TASK: Print the entries below in their entirety, exactly as they are written.

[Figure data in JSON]

•••••

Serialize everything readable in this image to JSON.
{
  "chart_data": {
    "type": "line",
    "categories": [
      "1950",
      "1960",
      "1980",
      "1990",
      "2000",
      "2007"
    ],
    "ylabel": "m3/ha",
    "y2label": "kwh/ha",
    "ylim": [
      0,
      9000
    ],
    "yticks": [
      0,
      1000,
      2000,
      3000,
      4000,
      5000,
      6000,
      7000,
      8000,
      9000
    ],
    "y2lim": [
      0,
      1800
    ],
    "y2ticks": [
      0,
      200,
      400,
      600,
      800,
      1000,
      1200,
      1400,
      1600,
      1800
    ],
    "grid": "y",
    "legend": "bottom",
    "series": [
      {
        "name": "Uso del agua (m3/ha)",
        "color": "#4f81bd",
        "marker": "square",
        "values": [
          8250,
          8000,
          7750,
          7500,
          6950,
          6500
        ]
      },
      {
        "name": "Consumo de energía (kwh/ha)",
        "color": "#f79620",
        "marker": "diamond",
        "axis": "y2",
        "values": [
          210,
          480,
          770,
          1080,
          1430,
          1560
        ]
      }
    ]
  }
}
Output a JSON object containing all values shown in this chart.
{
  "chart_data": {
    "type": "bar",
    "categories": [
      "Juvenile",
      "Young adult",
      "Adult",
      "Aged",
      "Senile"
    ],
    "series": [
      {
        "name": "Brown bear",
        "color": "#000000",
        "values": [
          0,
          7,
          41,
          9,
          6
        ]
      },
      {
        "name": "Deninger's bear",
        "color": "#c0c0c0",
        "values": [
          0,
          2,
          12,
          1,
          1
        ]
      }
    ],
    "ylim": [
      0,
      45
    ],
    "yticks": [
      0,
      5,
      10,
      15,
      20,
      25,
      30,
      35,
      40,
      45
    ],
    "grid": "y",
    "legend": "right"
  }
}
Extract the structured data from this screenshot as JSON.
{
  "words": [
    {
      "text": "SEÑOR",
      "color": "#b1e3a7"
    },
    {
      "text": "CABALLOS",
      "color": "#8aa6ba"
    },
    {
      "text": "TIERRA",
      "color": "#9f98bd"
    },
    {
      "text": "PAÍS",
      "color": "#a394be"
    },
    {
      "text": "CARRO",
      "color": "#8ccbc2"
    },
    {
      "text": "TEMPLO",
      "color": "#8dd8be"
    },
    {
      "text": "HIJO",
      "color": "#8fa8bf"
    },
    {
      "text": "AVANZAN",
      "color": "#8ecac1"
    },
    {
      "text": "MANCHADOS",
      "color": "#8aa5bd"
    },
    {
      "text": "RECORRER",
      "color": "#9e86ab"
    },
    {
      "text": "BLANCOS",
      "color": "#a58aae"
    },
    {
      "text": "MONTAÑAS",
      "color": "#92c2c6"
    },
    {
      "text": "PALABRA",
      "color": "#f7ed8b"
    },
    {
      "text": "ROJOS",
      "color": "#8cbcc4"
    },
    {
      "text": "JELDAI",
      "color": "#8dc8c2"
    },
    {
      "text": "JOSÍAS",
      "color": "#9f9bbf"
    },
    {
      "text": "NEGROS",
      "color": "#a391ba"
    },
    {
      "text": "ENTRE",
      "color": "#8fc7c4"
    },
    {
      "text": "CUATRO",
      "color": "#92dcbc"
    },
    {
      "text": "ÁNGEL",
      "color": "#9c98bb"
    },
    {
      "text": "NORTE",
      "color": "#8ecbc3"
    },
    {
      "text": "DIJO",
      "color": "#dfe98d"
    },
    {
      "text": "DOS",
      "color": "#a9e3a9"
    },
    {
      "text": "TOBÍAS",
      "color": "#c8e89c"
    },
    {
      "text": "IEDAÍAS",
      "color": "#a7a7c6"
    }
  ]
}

•••••

WORKED ANSWER:
Serialize everything readable in this image to JSON.
{
  "chart_data": {
    "type": "line",
    "categories": [
      "1950",
      "1960",
      "1980",
      "1990",
      "2000",
      "2007"
    ],
    "ylabel": "m3/ha",
    "y2label": "kwh/ha",
    "ylim": [
      0,
      9000
    ],
    "yticks": [
      0,
      1000,
      2000,
      3000,
      4000,
      5000,
      6000,
      7000,
      8000,
      9000
    ],
    "y2lim": [
      0,
      1800
    ],
    "y2ticks": [
      0,
      200,
      400,
      600,
      800,
      1000,
      1200,
      1400,
      1600,
      1800
    ],
    "grid": "y",
    "legend": "bottom",
    "series": [
      {
        "name": "Uso del agua (m3/ha)",
        "color": "#4f81bd",
        "marker": "square",
        "values": [
          8250,
          8000,
          7750,
          7500,
          6950,
          6500
        ]
      },
      {
        "name": "Consumo de energía (kwh/ha)",
        "color": "#f79620",
        "marker": "diamond",
        "axis": "y2",
        "values": [
          210,
          480,
          770,
          1080,
          1430,
          1560
        ]
      }
    ]
  }
}
Output a JSON object containing all values shown in this chart.
{
  "chart_data": {
    "type": "bar",
    "categories": [
      "Juvenile",
      "Young adult",
      "Adult",
      "Aged",
      "Senile"
    ],
    "series": [
      {
        "name": "Brown bear",
        "color": "#000000",
        "values": [
          0,
          7,
          41,
          9,
          6
        ]
      },
      {
        "name": "Deninger's bear",
        "color": "#c0c0c0",
        "values": [
          0,
          2,
          12,
          1,
          1
        ]
      }
    ],
    "ylim": [
      0,
      45
    ],
    "yticks": [
      0,
      5,
      10,
      15,
      20,
      25,
      30,
      35,
      40,
      45
    ],
    "grid": "y",
    "legend": "right"
  }
}
Extract the structured data from this screenshot as JSON.
{
  "words": [
    {
      "text": "SEÑOR",
      "color": "#b1e3a7"
    },
    {
      "text": "CABALLOS",
      "color": "#8aa6ba"
    },
    {
      "text": "TIERRA",
      "color": "#9f98bd"
    },
    {
      "text": "PAÍS",
      "color": "#a394be"
    },
    {
      "text": "CARRO",
      "color": "#8ccbc2"
    },
    {
      "text": "TEMPLO",
      "color": "#8dd8be"
    },
    {
      "text": "HIJO",
      "color": "#8fa8bf"
    },
    {
      "text": "AVANZAN",
      "color": "#8ecac1"
    },
    {
      "text": "MANCHADOS",
      "color": "#8aa5bd"
    },
    {
      "text": "RECORRER",
      "color": "#9e86ab"
    },
    {
      "text": "BLANCOS",
      "color": "#a58aae"
    },
    {
      "text": "MONTAÑAS",
      "color": "#92c2c6"
    },
    {
      "text": "PALABRA",
      "color": "#f7ed8b"
    },
    {
      "text": "ROJOS",
      "color": "#8cbcc4"
    },
    {
      "text": "JELDAI",
      "color": "#8dc8c2"
    },
    {
      "text": "JOSÍAS",
      "color": "#9f9bbf"
    },
    {
      "text": "NEGROS",
      "color": "#a391ba"
    },
    {
      "text": "ENTRE",
      "color": "#8fc7c4"
    },
    {
      "text": "CUATRO",
      "color": "#92dcbc"
    },
    {
      "text": "ÁNGEL",
      "color": "#9c98bb"
    },
    {
      "text": "NORTE",
      "color": "#8ecbc3"
    },
    {
      "text": "DIJO",
      "color": "#dfe98d"
    },
    {
      "text": "DOS",
      "color": "#a9e3a9"
    },
    {
      "text": "TOBÍAS",
      "color": "#c8e89c"
    },
    {
      "text": "IEDAÍAS",
      "color": "#a7a7c6"
    }
  ]
}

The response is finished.